**What the task asks:**
Scan the material and copy every line in which "几个几相加" appears.

**Information supplied:**
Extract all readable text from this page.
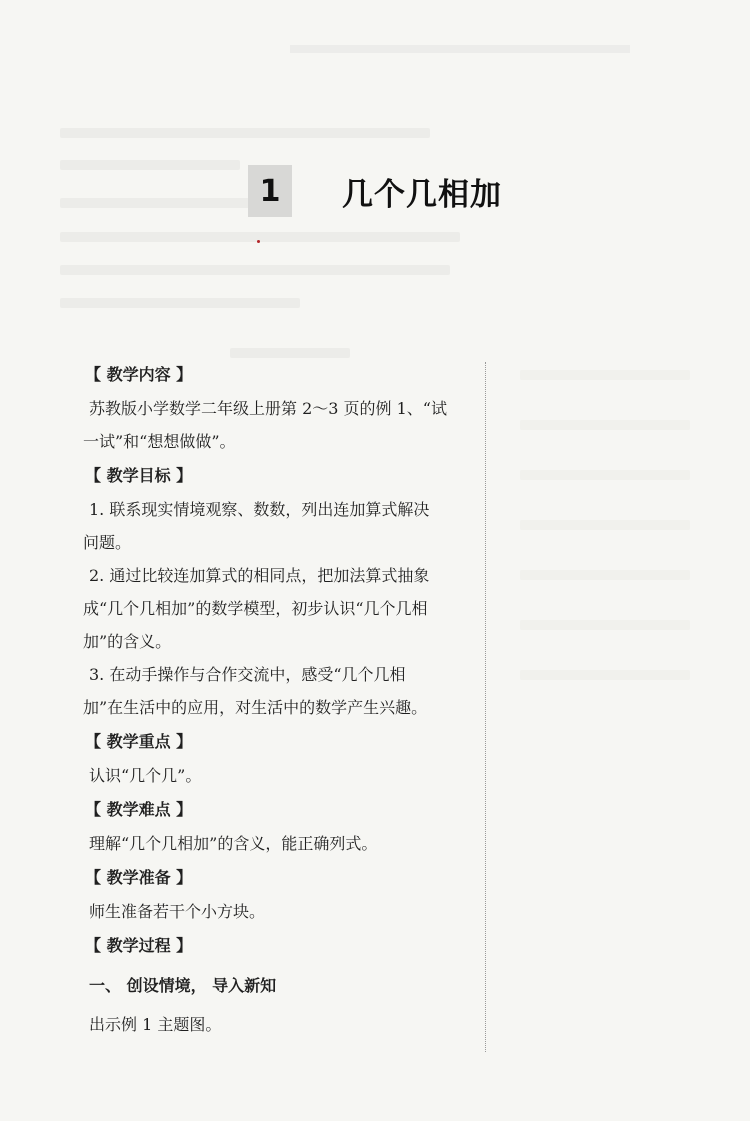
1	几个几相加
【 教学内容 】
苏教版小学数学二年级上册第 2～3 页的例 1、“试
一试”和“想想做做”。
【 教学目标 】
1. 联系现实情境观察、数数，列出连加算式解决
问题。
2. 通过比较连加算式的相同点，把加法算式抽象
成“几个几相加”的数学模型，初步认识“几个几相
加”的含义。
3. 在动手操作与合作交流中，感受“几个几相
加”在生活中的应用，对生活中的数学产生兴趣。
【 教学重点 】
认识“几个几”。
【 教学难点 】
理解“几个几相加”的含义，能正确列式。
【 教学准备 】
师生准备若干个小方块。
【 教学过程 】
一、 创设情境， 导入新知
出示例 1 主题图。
---
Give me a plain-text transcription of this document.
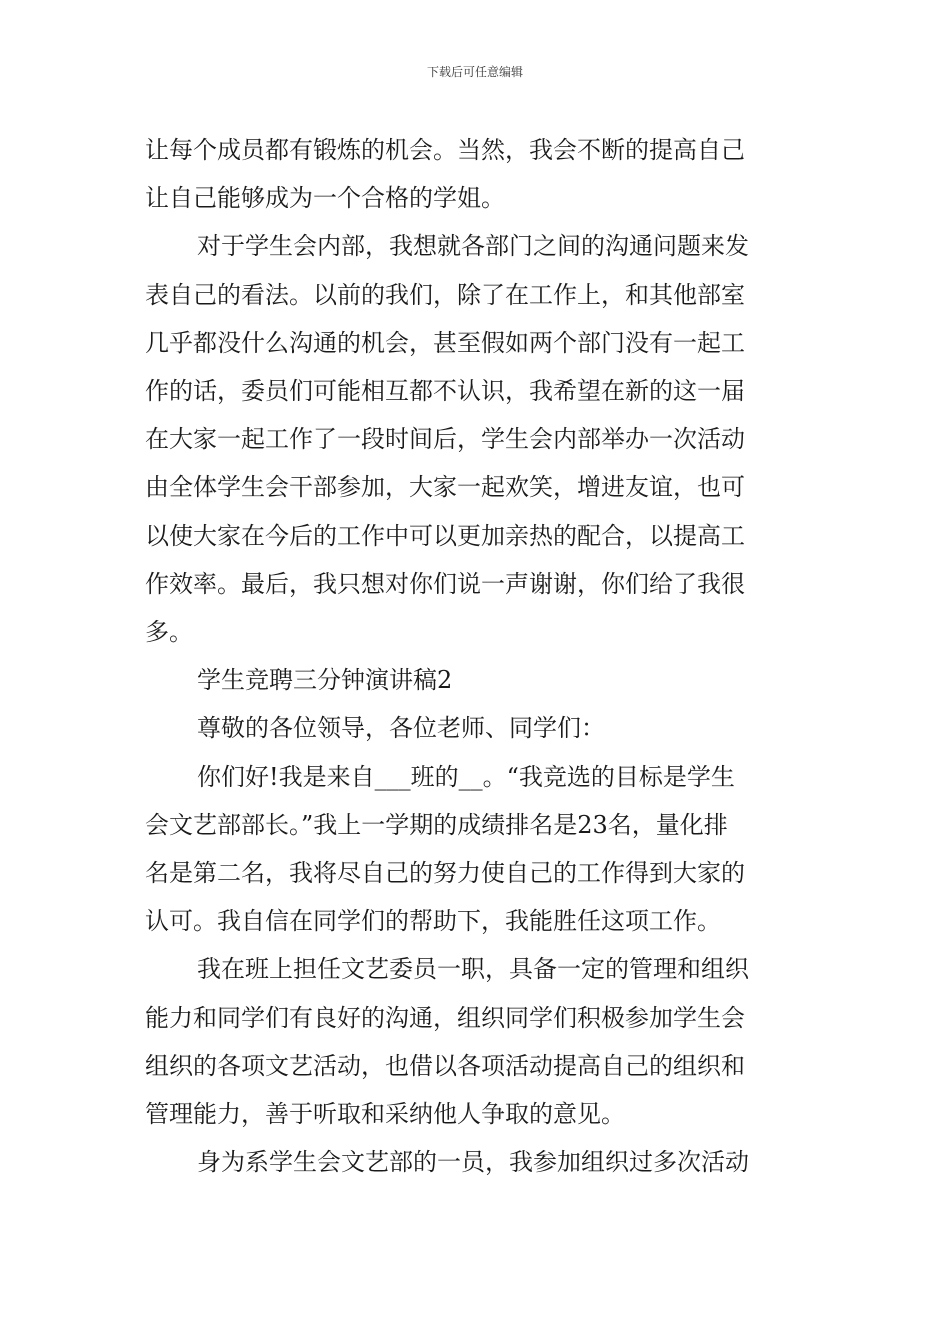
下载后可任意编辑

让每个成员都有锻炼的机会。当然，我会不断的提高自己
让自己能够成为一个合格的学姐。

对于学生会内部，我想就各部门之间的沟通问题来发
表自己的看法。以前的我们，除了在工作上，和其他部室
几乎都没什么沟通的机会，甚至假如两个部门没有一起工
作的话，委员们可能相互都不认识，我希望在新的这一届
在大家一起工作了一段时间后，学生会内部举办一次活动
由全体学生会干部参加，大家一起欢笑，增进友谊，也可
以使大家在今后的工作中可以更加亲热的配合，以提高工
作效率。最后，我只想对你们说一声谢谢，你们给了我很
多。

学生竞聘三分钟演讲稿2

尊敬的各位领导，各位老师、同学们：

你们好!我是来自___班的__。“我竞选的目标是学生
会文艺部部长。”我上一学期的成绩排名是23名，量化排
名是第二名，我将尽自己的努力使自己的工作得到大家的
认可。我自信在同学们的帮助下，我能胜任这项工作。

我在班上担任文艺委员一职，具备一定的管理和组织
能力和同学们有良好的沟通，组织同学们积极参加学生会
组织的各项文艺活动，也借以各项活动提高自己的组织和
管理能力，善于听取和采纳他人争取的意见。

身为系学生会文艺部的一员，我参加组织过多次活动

**The completed task:**
1	几个几相加
成“几个几相加”的数学模型，初步认识“几个几相
理解“几个几相加”的含义，能正确列式。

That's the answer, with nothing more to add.